(Extracted data entries)
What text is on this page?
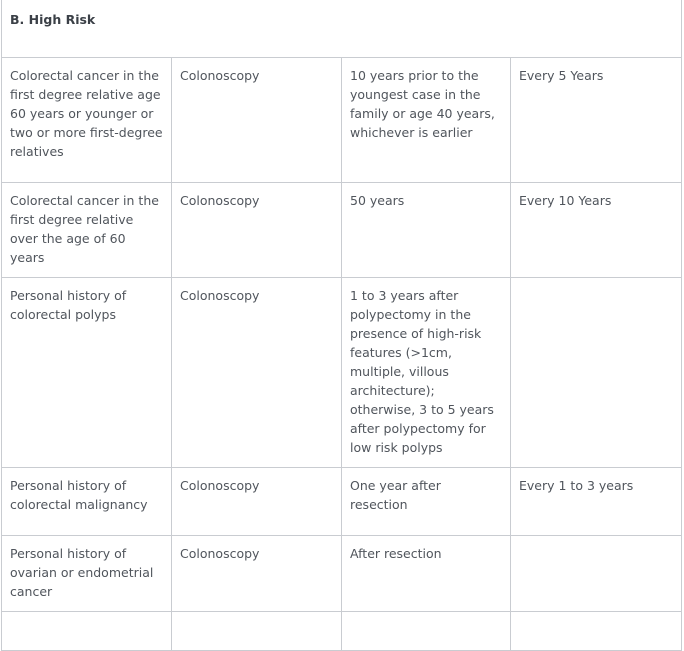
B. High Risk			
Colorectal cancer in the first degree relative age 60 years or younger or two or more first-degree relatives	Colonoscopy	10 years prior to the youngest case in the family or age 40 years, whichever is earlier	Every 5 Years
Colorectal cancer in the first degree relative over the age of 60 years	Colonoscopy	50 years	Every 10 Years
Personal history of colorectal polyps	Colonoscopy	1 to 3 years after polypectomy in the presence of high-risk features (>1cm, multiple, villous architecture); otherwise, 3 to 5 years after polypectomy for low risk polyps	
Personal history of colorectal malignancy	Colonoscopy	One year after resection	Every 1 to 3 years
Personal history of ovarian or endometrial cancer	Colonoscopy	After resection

...

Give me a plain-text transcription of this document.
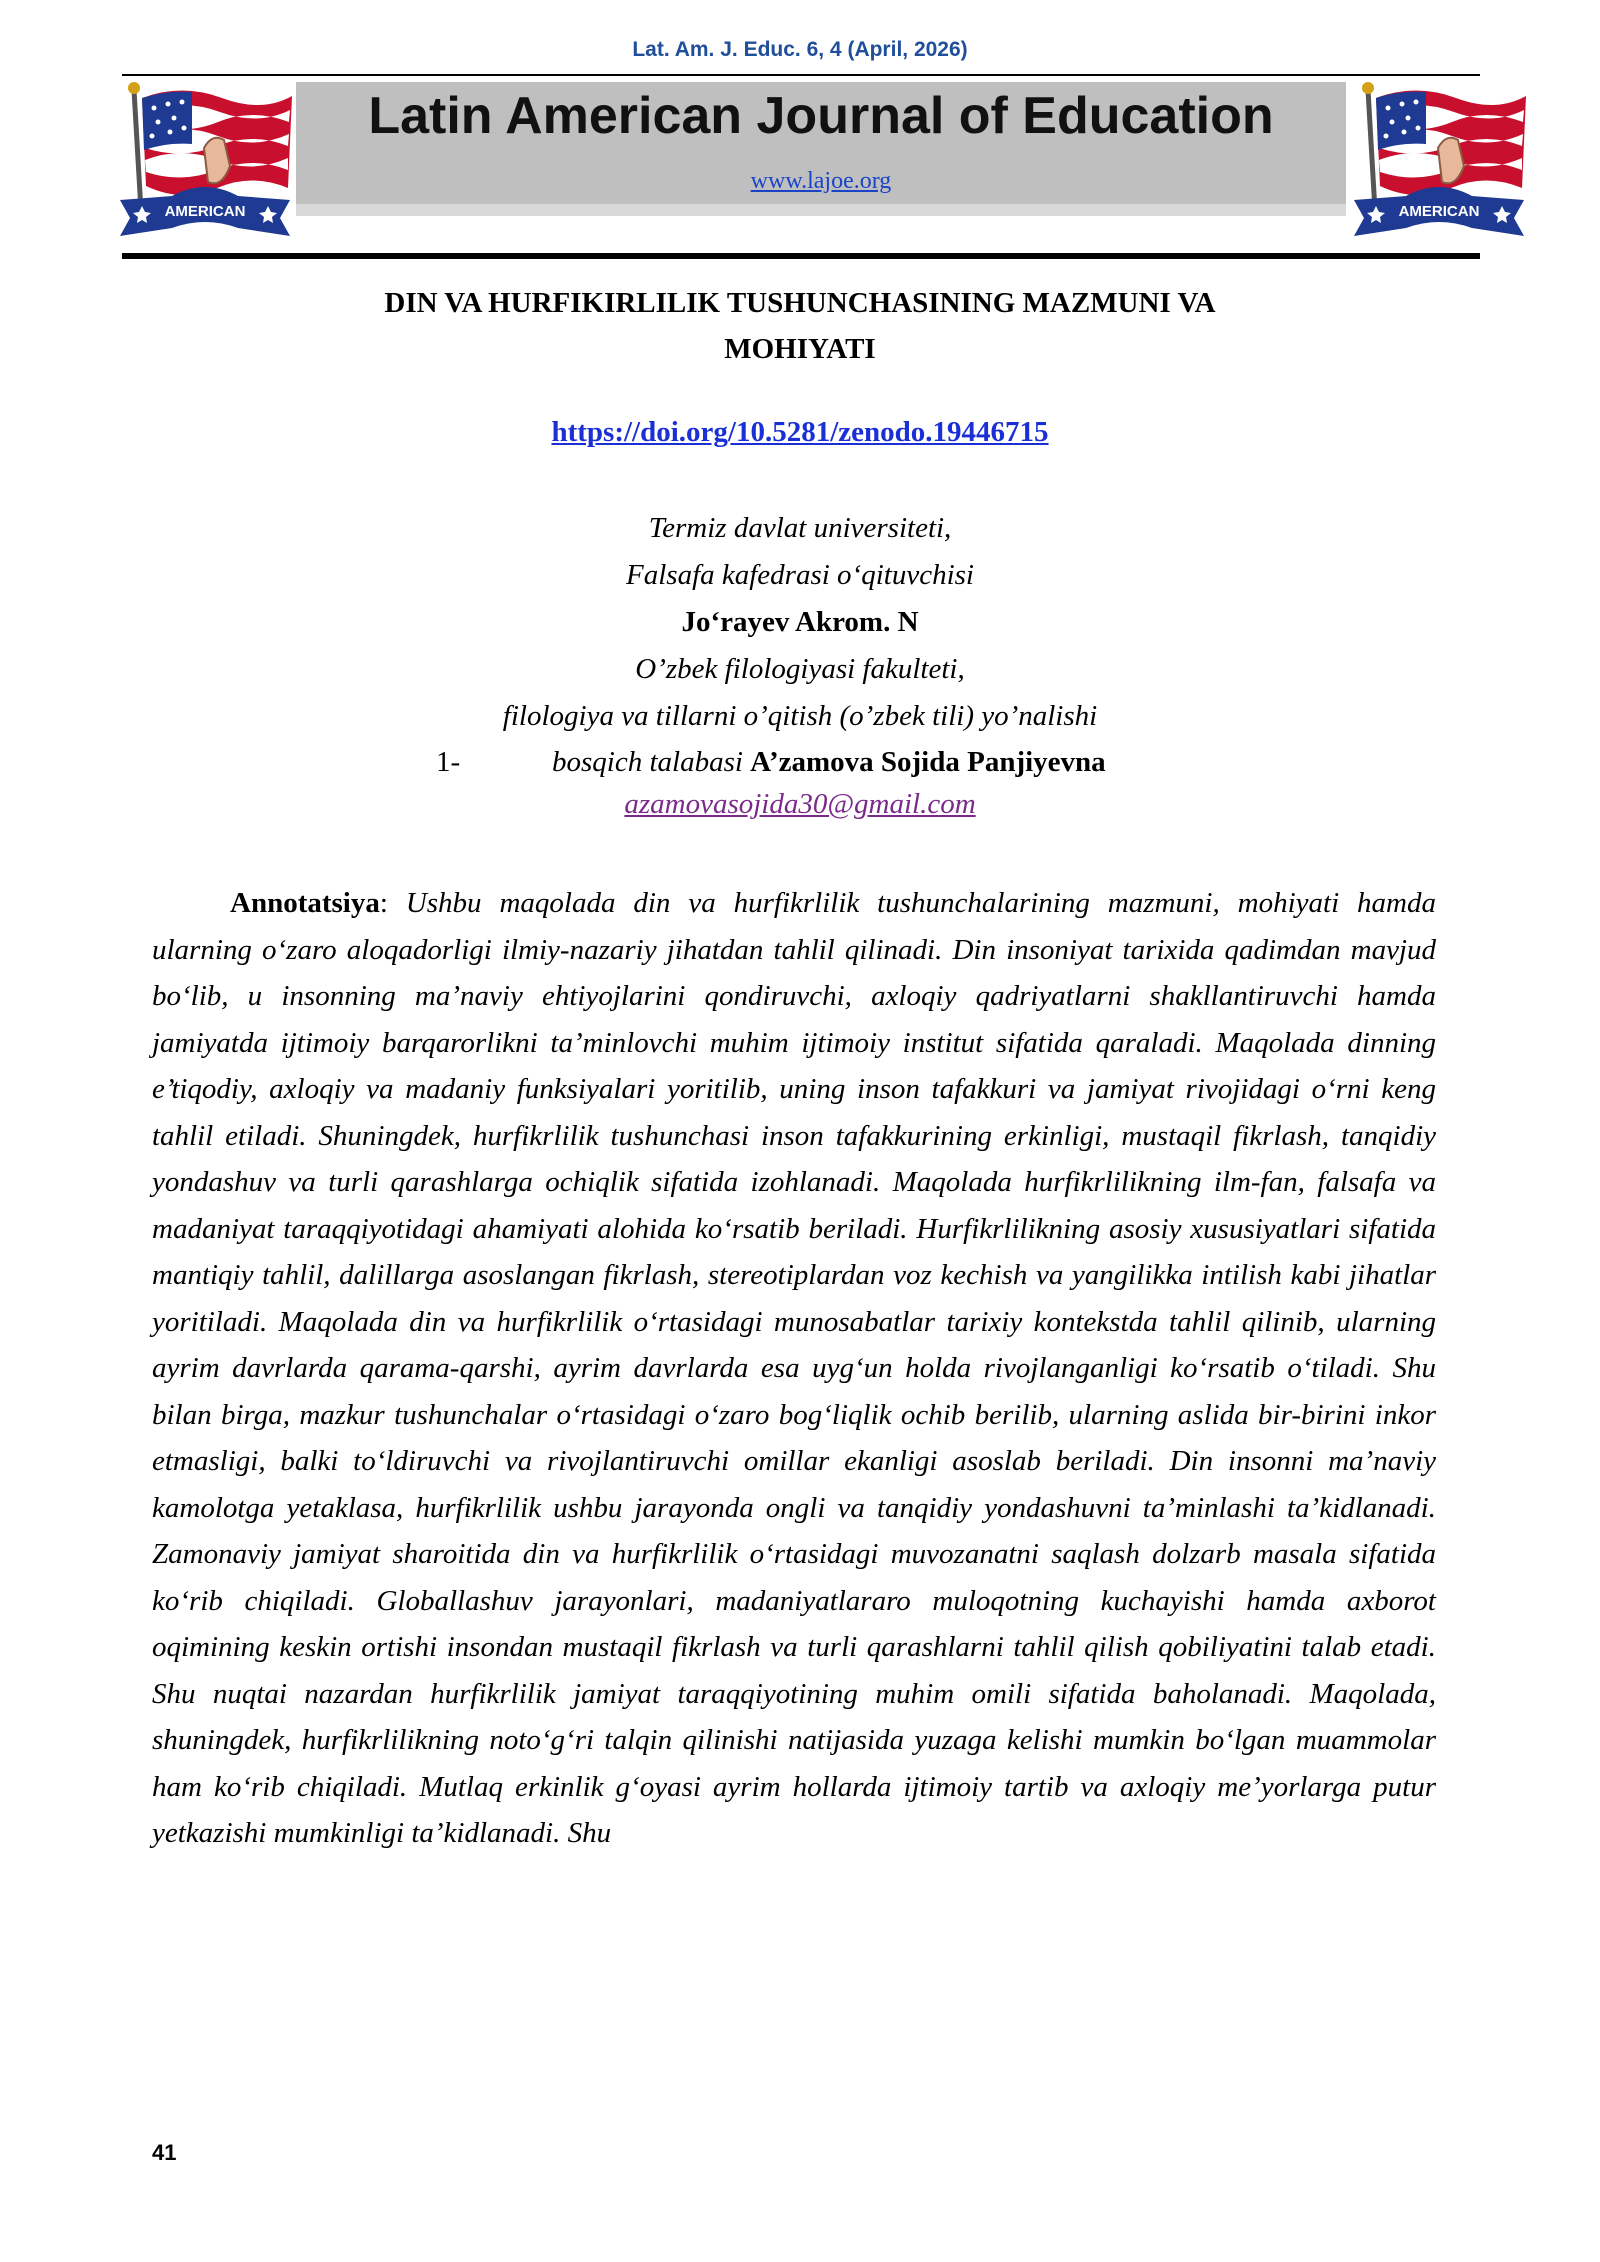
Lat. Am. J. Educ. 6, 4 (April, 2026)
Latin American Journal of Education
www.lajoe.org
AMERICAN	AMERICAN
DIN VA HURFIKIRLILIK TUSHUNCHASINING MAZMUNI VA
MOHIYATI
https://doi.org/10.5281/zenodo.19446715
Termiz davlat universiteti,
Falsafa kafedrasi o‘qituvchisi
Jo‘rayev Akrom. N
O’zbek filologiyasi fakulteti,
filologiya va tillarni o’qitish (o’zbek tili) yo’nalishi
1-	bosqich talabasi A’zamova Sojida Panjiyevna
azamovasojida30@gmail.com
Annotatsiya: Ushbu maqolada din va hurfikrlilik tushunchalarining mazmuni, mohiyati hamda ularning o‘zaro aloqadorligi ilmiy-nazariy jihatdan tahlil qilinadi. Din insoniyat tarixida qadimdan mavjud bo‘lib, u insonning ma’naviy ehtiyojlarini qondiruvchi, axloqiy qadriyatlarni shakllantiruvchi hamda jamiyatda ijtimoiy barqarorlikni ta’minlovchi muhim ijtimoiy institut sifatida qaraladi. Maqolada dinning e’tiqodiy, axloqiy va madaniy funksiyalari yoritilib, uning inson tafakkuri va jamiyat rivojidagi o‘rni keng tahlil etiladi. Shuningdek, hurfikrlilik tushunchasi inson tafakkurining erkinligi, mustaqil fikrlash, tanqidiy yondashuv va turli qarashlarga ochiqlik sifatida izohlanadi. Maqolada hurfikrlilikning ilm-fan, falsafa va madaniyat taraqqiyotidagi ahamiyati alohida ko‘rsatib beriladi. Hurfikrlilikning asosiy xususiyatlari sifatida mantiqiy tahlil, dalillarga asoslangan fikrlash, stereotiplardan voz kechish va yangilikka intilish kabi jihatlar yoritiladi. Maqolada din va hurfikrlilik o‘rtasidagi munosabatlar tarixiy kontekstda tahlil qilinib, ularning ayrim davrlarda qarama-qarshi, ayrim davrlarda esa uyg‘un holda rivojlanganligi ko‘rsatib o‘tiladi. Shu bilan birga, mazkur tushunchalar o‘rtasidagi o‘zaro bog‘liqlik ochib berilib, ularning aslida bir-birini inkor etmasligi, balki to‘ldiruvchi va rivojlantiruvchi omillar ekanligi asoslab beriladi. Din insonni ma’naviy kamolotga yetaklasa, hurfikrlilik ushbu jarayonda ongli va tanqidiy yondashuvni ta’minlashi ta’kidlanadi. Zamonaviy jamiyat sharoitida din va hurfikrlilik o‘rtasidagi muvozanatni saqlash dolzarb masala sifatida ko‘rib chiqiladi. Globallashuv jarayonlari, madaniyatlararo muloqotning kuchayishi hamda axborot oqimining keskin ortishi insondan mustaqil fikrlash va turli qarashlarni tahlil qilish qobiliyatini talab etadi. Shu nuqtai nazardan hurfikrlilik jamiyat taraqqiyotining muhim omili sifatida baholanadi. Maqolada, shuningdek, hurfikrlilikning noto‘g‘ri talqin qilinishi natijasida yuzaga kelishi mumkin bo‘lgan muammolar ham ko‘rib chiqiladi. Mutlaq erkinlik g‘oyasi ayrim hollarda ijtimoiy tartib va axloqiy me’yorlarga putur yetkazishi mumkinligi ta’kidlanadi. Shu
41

Work instructions: Copy each line above that contains the word "Every".

The result:
Colorectal cancer in the first degree relative age 60 years or younger or two or more first-degree relatives	Colonoscopy	10 years prior to the youngest case in the family or age 40 years, whichever is earlier	Every 5 Years
Colorectal cancer in the first degree relative over the age of 60 years	Colonoscopy	50 years	Every 10 Years
Personal history of colorectal malignancy	Colonoscopy	One year after resection	Every 1 to 3 years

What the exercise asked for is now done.